Written exercise: In the data below, locate each line with the word "Ouverture" and list it.

Dataset excerpts:

>> start

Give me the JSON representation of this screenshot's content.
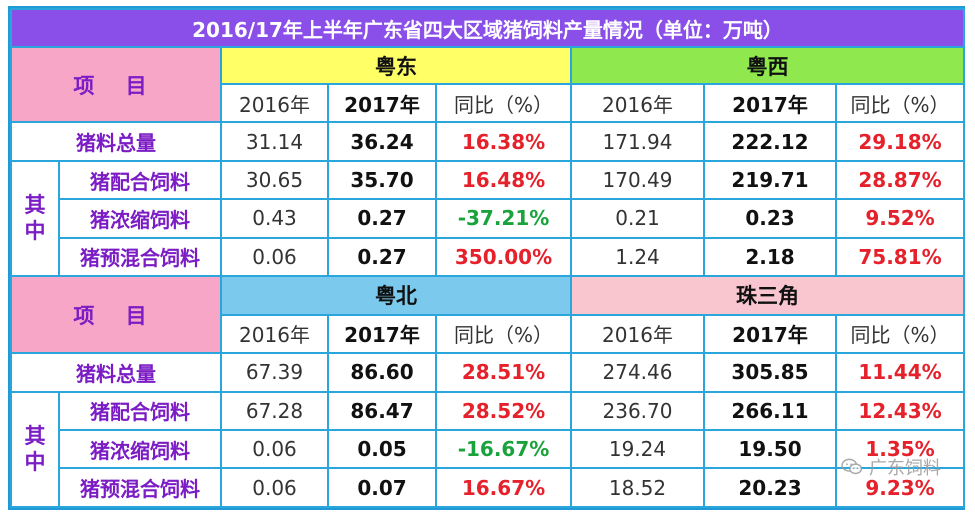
{
  "title": "2016/17年上半年广东省四大区域猪饲料产量情况（单位：万吨）",
  "item_header": "项 目",
  "qizhong": "其中",
  "col_2016": "2016年",
  "col_2017": "2017年",
  "col_yoy": "同比（%）",
  "labels": {
    "total": "猪料总量",
    "compound": "猪配合饲料",
    "concentrate": "猪浓缩饲料",
    "premix": "猪预混合饲料"
  },
  "colors": {
    "title_bg": "#8a4fe8",
    "yuedong": "#ffff66",
    "yuexi": "#8ee84e",
    "yuebei": "#7cc9ee",
    "zhusanjiao": "#f9c6cf",
    "positive": "#e5212b",
    "negative": "#1aa33c"
  },
  "blocks": [
    {
      "regions": [
        {
          "name": "粤东",
          "rows": [
            {
              "v2016": "31.14",
              "v2017": "36.24",
              "yoy": "16.38%"
            },
            {
              "v2016": "30.65",
              "v2017": "35.70",
              "yoy": "16.48%"
            },
            {
              "v2016": "0.43",
              "v2017": "0.27",
              "yoy": "-37.21%"
            },
            {
              "v2016": "0.06",
              "v2017": "0.27",
              "yoy": "350.00%"
            }
          ]
        },
        {
          "name": "粤西",
          "rows": [
            {
              "v2016": "171.94",
              "v2017": "222.12",
              "yoy": "29.18%"
            },
            {
              "v2016": "170.49",
              "v2017": "219.71",
              "yoy": "28.87%"
            },
            {
              "v2016": "0.21",
              "v2017": "0.23",
              "yoy": "9.52%"
            },
            {
              "v2016": "1.24",
              "v2017": "2.18",
              "yoy": "75.81%"
            }
          ]
        }
      ]
    },
    {
      "regions": [
        {
          "name": "粤北",
          "rows": [
            {
              "v2016": "67.39",
              "v2017": "86.60",
              "yoy": "28.51%"
            },
            {
              "v2016": "67.28",
              "v2017": "86.47",
              "yoy": "28.52%"
            },
            {
              "v2016": "0.06",
              "v2017": "0.05",
              "yoy": "-16.67%"
            },
            {
              "v2016": "0.06",
              "v2017": "0.07",
              "yoy": "16.67%"
            }
          ]
        },
        {
          "name": "珠三角",
          "rows": [
            {
              "v2016": "274.46",
              "v2017": "305.85",
              "yoy": "11.44%"
            },
            {
              "v2016": "236.70",
              "v2017": "266.11",
              "yoy": "12.43%"
            },
            {
              "v2016": "19.24",
              "v2017": "19.50",
              "yoy": "1.35%"
            },
            {
              "v2016": "18.52",
              "v2017": "20.23",
              "yoy": "9.23%"
            }
          ]
        }
      ]
    }
  ],
  "watermark": "广东饲料",
  "watermark_icon": "wechat-icon"
}
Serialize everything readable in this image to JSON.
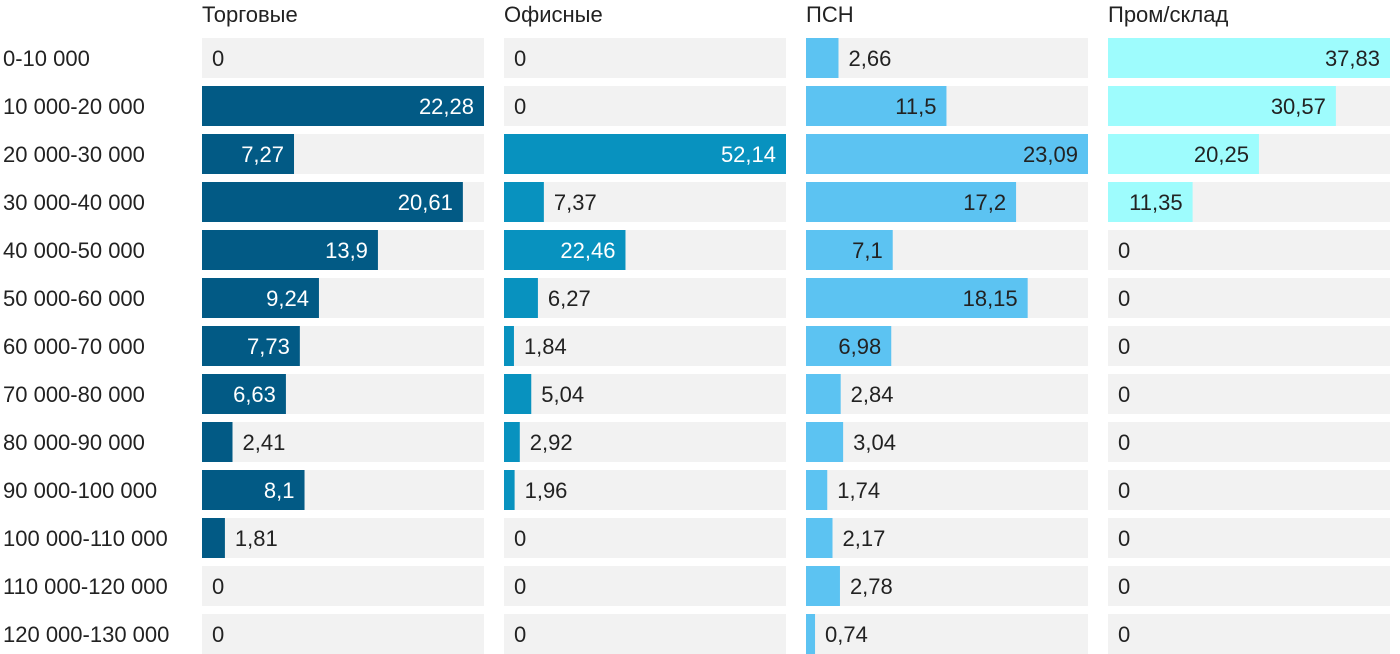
{
  "chart_data": {
    "type": "bar",
    "orientation": "horizontal",
    "layout": "small-multiples",
    "categories": [
      "0-10 000",
      "10 000-20 000",
      "20 000-30 000",
      "30 000-40 000",
      "40 000-50 000",
      "50 000-60 000",
      "60 000-70 000",
      "70 000-80 000",
      "80 000-90 000",
      "90 000-100 000",
      "100 000-110 000",
      "110 000-120 000",
      "120 000-130 000"
    ],
    "series": [
      {
        "name": "Торговые",
        "color": "#025a85",
        "max": 22.28,
        "values": [
          0,
          22.28,
          7.27,
          20.61,
          13.9,
          9.24,
          7.73,
          6.63,
          2.41,
          8.1,
          1.81,
          0,
          0
        ],
        "labels": [
          "0",
          "22,28",
          "7,27",
          "20,61",
          "13,9",
          "9,24",
          "7,73",
          "6,63",
          "2,41",
          "8,1",
          "1,81",
          "0",
          "0"
        ]
      },
      {
        "name": "Офисные",
        "color": "#0892bf",
        "max": 52.14,
        "values": [
          0,
          0,
          52.14,
          7.37,
          22.46,
          6.27,
          1.84,
          5.04,
          2.92,
          1.96,
          0,
          0,
          0
        ],
        "labels": [
          "0",
          "0",
          "52,14",
          "7,37",
          "22,46",
          "6,27",
          "1,84",
          "5,04",
          "2,92",
          "1,96",
          "0",
          "0",
          "0"
        ]
      },
      {
        "name": "ПСН",
        "color": "#5cc3f2",
        "max": 23.09,
        "values": [
          2.66,
          11.5,
          23.09,
          17.2,
          7.1,
          18.15,
          6.98,
          2.84,
          3.04,
          1.74,
          2.17,
          2.78,
          0.74
        ],
        "labels": [
          "2,66",
          "11,5",
          "23,09",
          "17,2",
          "7,1",
          "18,15",
          "6,98",
          "2,84",
          "3,04",
          "1,74",
          "2,17",
          "2,78",
          "0,74"
        ]
      },
      {
        "name": "Пром/склад",
        "color": "#9efcfd",
        "max": 37.83,
        "values": [
          37.83,
          30.57,
          20.25,
          11.35,
          0,
          0,
          0,
          0,
          0,
          0,
          0,
          0,
          0
        ],
        "labels": [
          "37,83",
          "30,57",
          "20,25",
          "11,35",
          "0",
          "0",
          "0",
          "0",
          "0",
          "0",
          "0",
          "0",
          "0"
        ]
      }
    ],
    "grid": false,
    "legend": "none",
    "colors": {
      "track": "#f2f2f2",
      "text_dark": "#222222",
      "text_light": "#ffffff"
    }
  }
}
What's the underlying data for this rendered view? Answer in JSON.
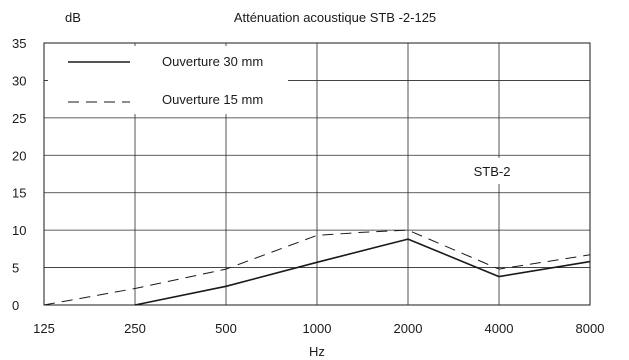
{
  "chart_data": {
    "type": "line",
    "title": "Atténuation acoustique STB -2-125",
    "ylabel": "dB",
    "xlabel": "Hz",
    "x_scale": "log2",
    "x": [
      125,
      250,
      500,
      1000,
      2000,
      4000,
      8000
    ],
    "x_tick_labels": [
      "125",
      "250",
      "500",
      "1000",
      "2000",
      "4000",
      "8000"
    ],
    "ylim": [
      0,
      35
    ],
    "y_ticks": [
      0,
      5,
      10,
      15,
      20,
      25,
      30,
      35
    ],
    "grid": true,
    "legend_position": "top-left",
    "annotation": "STB-2",
    "series": [
      {
        "name": "Ouverture 30 mm",
        "style": "solid",
        "color": "#1a1a1a",
        "x": [
          250,
          500,
          1000,
          2000,
          4000,
          8000
        ],
        "y": [
          0,
          2.5,
          5.7,
          8.8,
          3.8,
          5.8
        ]
      },
      {
        "name": "Ouverture 15 mm",
        "style": "dashed",
        "color": "#1a1a1a",
        "x": [
          125,
          250,
          500,
          1000,
          1400,
          2000,
          4000,
          8000
        ],
        "y": [
          0,
          2.2,
          4.8,
          9.3,
          9.7,
          10.0,
          4.8,
          6.7
        ]
      }
    ]
  }
}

>> end

Answer to this problem:
        "name": "Ouverture 30 mm",
        "name": "Ouverture 15 mm",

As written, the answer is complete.